↓↓↓
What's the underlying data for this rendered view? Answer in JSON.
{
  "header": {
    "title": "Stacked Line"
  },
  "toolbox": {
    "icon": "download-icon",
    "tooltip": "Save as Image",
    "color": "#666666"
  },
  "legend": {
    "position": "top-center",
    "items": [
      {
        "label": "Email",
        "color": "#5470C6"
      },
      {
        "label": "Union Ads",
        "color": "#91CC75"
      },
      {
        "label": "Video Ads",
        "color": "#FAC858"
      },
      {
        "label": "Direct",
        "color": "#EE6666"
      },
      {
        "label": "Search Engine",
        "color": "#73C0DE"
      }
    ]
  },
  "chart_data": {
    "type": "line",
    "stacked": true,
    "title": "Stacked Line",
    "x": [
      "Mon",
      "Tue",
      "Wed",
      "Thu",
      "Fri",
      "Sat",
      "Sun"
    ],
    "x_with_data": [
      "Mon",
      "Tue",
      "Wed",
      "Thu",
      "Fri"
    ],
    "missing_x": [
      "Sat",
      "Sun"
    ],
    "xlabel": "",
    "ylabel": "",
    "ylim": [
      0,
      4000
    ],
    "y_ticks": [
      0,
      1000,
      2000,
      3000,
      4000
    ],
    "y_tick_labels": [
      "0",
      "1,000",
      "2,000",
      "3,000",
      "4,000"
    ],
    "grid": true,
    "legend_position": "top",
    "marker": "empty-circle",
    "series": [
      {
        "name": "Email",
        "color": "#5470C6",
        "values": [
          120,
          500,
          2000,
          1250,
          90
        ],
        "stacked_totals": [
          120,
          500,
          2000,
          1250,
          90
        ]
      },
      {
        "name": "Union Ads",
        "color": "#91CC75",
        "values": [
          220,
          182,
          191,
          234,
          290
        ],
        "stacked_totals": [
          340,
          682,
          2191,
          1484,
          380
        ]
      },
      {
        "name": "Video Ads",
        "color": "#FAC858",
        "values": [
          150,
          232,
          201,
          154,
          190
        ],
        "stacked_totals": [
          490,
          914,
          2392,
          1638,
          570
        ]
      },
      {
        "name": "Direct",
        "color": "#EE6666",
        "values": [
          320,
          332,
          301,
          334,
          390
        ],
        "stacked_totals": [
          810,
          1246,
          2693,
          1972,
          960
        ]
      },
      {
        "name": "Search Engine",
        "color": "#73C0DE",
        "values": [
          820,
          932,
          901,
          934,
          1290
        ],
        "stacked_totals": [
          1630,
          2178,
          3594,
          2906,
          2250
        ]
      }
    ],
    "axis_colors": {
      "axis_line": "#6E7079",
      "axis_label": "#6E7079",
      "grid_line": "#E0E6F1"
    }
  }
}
↑↑↑
# Given problem
Write out every record, exactly as written.

# Exercise answer
What's the underlying data for this rendered view? Answer in JSON.
{
  "header": {
    "title": "Stacked Line"
  },
  "toolbox": {
    "icon": "download-icon",
    "tooltip": "Save as Image",
    "color": "#666666"
  },
  "legend": {
    "position": "top-center",
    "items": [
      {
        "label": "Email",
        "color": "#5470C6"
      },
      {
        "label": "Union Ads",
        "color": "#91CC75"
      },
      {
        "label": "Video Ads",
        "color": "#FAC858"
      },
      {
        "label": "Direct",
        "color": "#EE6666"
      },
      {
        "label": "Search Engine",
        "color": "#73C0DE"
      }
    ]
  },
  "chart_data": {
    "type": "line",
    "stacked": true,
    "title": "Stacked Line",
    "x": [
      "Mon",
      "Tue",
      "Wed",
      "Thu",
      "Fri",
      "Sat",
      "Sun"
    ],
    "x_with_data": [
      "Mon",
      "Tue",
      "Wed",
      "Thu",
      "Fri"
    ],
    "missing_x": [
      "Sat",
      "Sun"
    ],
    "xlabel": "",
    "ylabel": "",
    "ylim": [
      0,
      4000
    ],
    "y_ticks": [
      0,
      1000,
      2000,
      3000,
      4000
    ],
    "y_tick_labels": [
      "0",
      "1,000",
      "2,000",
      "3,000",
      "4,000"
    ],
    "grid": true,
    "legend_position": "top",
    "marker": "empty-circle",
    "series": [
      {
        "name": "Email",
        "color": "#5470C6",
        "values": [
          120,
          500,
          2000,
          1250,
          90
        ],
        "stacked_totals": [
          120,
          500,
          2000,
          1250,
          90
        ]
      },
      {
        "name": "Union Ads",
        "color": "#91CC75",
        "values": [
          220,
          182,
          191,
          234,
          290
        ],
        "stacked_totals": [
          340,
          682,
          2191,
          1484,
          380
        ]
      },
      {
        "name": "Video Ads",
        "color": "#FAC858",
        "values": [
          150,
          232,
          201,
          154,
          190
        ],
        "stacked_totals": [
          490,
          914,
          2392,
          1638,
          570
        ]
      },
      {
        "name": "Direct",
        "color": "#EE6666",
        "values": [
          320,
          332,
          301,
          334,
          390
        ],
        "stacked_totals": [
          810,
          1246,
          2693,
          1972,
          960
        ]
      },
      {
        "name": "Search Engine",
        "color": "#73C0DE",
        "values": [
          820,
          932,
          901,
          934,
          1290
        ],
        "stacked_totals": [
          1630,
          2178,
          3594,
          2906,
          2250
        ]
      }
    ],
    "axis_colors": {
      "axis_line": "#6E7079",
      "axis_label": "#6E7079",
      "grid_line": "#E0E6F1"
    }
  }
}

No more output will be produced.